Stated problem — For every line in the records that has the word "Teaching", make a copy.

Supplied records —
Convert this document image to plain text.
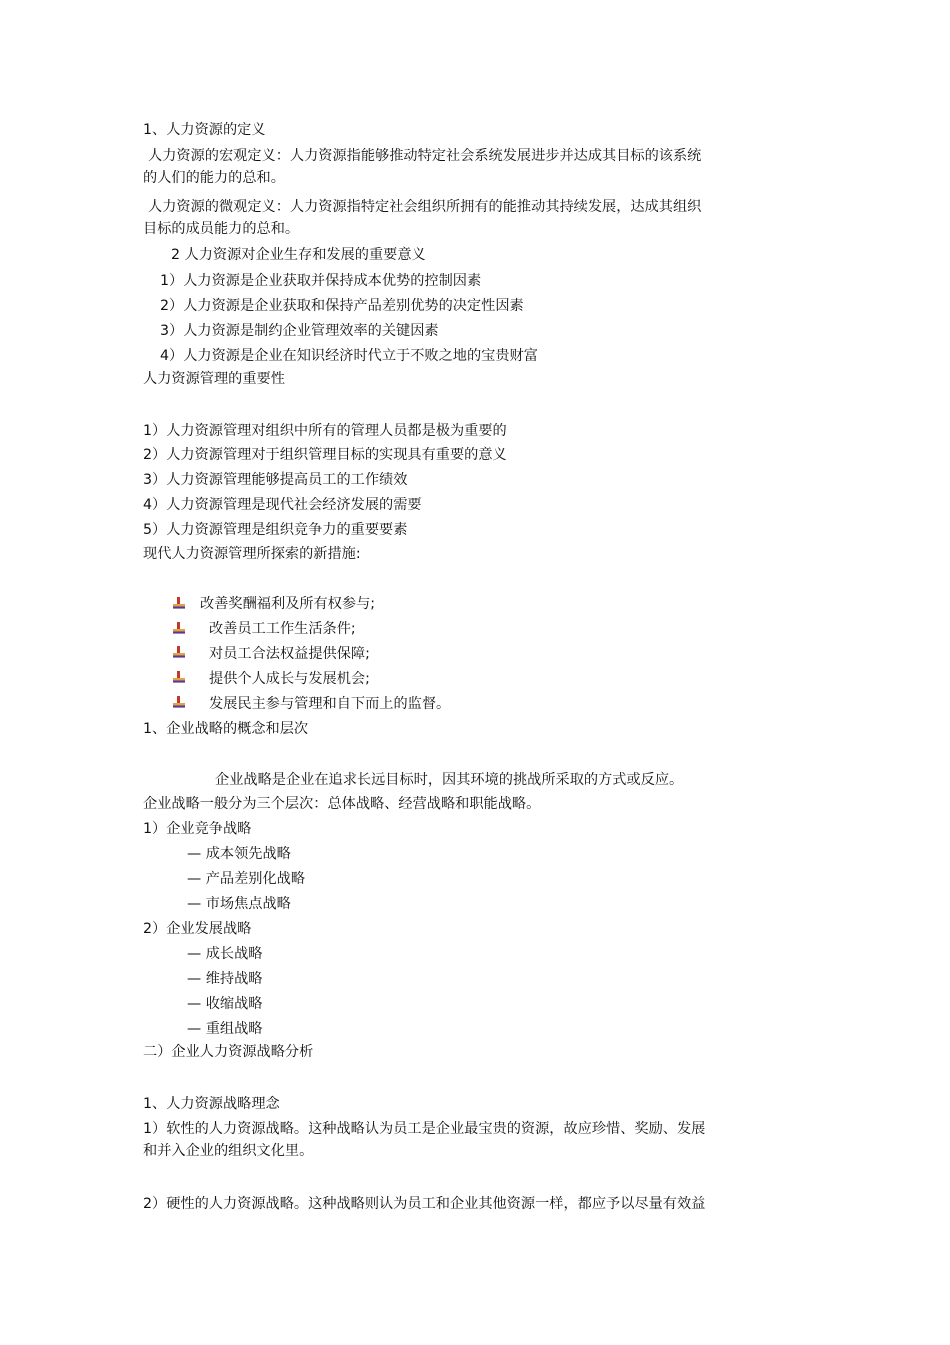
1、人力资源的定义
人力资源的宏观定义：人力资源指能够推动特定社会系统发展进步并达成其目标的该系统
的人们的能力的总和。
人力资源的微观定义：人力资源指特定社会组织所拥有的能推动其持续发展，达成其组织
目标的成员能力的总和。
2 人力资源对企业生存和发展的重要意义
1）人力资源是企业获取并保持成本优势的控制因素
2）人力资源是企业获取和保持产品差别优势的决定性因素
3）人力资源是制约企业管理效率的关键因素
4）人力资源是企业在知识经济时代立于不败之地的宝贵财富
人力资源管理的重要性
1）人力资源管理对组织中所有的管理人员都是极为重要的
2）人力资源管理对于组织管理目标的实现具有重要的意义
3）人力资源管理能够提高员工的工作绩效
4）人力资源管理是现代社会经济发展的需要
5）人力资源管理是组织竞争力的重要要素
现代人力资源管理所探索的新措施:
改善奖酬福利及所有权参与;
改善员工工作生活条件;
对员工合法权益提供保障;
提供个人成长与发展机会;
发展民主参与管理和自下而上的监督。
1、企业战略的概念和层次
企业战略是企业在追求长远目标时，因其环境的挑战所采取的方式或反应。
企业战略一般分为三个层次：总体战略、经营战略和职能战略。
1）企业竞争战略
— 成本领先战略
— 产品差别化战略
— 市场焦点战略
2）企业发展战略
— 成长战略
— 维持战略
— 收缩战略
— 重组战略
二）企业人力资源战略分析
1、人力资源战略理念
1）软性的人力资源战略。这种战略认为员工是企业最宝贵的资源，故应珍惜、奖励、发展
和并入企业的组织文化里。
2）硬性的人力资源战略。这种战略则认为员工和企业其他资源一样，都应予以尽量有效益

* * *

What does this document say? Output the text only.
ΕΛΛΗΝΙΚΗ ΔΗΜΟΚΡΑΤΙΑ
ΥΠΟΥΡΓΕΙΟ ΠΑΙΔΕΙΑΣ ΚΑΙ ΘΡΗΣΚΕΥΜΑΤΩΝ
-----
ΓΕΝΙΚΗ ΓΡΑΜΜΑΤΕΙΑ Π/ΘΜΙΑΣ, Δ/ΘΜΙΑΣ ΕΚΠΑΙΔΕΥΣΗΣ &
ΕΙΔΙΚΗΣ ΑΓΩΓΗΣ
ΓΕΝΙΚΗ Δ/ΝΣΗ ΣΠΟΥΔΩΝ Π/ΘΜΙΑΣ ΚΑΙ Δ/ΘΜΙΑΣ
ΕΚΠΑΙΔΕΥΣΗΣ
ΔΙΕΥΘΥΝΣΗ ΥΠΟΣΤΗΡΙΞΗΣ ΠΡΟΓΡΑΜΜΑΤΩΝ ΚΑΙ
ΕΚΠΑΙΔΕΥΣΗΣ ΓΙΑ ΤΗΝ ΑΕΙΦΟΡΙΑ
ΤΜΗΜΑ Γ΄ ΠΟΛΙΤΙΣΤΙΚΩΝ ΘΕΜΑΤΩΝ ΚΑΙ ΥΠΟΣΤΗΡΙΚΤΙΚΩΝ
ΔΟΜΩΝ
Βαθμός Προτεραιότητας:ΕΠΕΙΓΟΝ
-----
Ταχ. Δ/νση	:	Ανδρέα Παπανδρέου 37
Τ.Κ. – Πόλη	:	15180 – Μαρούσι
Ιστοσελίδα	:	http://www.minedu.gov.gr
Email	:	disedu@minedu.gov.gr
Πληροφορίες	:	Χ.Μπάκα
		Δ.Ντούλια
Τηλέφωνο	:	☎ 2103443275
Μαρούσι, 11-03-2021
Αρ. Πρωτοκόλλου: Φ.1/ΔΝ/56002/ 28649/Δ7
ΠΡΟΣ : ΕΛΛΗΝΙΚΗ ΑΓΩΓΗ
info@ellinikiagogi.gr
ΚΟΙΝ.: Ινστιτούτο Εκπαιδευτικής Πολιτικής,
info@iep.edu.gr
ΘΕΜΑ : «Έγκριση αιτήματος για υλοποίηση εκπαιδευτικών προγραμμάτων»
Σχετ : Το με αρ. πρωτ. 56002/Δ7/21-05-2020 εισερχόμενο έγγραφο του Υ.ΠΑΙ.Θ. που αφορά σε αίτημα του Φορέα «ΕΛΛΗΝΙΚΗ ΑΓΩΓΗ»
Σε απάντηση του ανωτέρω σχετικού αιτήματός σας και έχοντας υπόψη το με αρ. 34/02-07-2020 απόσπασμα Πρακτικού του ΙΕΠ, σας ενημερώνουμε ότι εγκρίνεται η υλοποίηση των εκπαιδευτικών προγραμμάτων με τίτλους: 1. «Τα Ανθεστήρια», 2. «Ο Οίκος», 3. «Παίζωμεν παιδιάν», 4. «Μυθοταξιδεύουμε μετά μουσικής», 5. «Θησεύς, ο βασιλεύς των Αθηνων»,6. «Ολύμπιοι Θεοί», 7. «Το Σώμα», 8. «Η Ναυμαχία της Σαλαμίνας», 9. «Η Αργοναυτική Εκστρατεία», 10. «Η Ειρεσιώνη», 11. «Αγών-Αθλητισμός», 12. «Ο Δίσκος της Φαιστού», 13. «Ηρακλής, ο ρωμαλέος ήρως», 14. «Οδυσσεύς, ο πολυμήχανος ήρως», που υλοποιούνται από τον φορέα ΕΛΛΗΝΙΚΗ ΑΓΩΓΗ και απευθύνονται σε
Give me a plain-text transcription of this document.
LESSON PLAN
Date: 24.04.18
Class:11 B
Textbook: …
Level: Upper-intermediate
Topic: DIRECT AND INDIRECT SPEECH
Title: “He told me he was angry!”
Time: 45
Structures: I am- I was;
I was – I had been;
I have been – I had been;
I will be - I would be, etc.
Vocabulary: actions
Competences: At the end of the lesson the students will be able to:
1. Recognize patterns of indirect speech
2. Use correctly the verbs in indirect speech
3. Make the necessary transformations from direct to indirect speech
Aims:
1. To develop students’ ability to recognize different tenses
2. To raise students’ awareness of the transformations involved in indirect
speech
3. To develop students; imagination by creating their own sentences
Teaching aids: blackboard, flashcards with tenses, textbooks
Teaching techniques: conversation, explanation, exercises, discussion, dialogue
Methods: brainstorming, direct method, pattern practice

Written answer —
Teaching aids: blackboard, flashcards with tenses, textbooks
Teaching techniques: conversation, explanation, exercises, discussion, dialogue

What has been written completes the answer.